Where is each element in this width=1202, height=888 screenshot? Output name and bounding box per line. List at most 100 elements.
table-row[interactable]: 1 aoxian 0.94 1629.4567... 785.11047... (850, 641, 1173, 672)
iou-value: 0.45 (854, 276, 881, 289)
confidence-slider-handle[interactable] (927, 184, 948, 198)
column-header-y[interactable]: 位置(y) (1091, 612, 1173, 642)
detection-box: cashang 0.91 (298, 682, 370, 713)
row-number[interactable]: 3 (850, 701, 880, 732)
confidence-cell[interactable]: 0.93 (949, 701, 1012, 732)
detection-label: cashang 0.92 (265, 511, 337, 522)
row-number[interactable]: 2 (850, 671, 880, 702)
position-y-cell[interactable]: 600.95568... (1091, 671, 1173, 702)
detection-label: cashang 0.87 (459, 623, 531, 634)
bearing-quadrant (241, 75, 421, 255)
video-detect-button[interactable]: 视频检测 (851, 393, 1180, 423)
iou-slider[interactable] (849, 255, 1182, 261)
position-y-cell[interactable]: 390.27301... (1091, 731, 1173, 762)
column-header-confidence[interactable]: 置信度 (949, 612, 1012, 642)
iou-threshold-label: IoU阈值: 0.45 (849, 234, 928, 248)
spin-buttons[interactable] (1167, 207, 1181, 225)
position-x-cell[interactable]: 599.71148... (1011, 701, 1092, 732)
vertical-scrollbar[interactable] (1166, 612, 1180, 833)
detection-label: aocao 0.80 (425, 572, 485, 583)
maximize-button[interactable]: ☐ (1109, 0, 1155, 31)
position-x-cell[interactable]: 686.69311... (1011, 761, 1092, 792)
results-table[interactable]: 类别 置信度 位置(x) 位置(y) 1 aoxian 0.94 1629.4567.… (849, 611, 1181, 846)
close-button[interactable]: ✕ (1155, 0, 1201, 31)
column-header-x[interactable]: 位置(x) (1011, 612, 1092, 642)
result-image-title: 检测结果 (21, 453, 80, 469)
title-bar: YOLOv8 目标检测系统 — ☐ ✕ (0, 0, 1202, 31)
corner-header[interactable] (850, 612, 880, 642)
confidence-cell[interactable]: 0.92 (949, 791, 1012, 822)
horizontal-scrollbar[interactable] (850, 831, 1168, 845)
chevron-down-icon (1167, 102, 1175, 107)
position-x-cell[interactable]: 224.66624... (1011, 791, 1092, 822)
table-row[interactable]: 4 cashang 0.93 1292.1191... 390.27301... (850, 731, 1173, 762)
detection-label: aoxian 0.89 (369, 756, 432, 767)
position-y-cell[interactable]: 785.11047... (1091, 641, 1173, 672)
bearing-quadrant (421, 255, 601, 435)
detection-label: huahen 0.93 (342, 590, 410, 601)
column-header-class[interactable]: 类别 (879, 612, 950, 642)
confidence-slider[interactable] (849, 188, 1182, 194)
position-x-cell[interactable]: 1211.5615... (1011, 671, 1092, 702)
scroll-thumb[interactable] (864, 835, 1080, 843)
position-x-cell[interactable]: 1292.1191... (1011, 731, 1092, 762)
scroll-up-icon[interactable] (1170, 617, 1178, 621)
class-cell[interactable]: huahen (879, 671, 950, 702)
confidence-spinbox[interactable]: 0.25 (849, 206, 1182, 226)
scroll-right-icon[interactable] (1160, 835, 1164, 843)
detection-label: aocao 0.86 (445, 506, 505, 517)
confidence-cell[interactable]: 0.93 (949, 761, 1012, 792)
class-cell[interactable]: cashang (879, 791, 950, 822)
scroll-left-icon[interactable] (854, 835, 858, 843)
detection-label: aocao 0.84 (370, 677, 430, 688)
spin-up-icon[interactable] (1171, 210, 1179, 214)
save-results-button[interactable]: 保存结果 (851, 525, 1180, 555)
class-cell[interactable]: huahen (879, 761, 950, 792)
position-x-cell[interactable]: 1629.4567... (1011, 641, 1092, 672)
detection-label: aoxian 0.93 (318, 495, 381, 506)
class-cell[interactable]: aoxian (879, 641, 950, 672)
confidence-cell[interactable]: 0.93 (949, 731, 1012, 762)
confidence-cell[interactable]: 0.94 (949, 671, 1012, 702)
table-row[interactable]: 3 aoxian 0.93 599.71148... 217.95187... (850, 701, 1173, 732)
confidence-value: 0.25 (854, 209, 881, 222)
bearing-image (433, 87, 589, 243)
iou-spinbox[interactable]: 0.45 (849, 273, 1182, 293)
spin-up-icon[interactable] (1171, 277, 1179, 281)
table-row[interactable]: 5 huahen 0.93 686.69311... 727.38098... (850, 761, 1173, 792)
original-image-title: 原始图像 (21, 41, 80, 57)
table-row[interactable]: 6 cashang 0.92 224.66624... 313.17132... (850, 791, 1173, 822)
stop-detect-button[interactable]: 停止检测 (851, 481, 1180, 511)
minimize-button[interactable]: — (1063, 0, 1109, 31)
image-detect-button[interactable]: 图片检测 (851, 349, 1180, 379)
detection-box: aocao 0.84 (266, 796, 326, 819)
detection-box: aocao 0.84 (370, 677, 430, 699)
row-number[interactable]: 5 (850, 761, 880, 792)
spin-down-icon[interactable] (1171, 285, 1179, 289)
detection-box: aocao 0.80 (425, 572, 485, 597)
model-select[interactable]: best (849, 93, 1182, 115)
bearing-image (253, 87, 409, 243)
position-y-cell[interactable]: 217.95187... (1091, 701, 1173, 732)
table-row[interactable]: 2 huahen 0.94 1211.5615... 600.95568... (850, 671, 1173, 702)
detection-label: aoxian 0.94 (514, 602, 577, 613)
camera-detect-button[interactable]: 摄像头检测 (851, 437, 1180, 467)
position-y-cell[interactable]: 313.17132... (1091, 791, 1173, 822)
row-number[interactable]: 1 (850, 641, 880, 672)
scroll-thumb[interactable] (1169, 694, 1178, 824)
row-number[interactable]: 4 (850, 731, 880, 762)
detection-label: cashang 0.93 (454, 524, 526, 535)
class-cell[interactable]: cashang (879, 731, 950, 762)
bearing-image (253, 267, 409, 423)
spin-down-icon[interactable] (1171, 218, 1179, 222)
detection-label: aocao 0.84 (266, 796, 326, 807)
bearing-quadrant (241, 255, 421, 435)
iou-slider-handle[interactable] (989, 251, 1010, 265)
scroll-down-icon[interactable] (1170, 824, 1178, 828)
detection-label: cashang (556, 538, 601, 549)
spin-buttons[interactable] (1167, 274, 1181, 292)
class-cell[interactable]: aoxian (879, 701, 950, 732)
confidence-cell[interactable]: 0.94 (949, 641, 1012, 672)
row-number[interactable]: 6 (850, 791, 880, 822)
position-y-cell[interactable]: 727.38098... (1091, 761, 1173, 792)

▶ YOUR INSTRUCTIONS
Reproduce the records word for word, starting with their first line and going on through the line that contains "iou-value: 0.45 (854, 276, 881, 289)", with both of those lines included.

▶ EXERCISE ANSWER
Where is each element in this width=1202, height=888 screenshot? Output name and bounding box per line. List at most 100 elements.
table-row[interactable]: 1 aoxian 0.94 1629.4567... 785.11047... (850, 641, 1173, 672)
iou-value: 0.45 (854, 276, 881, 289)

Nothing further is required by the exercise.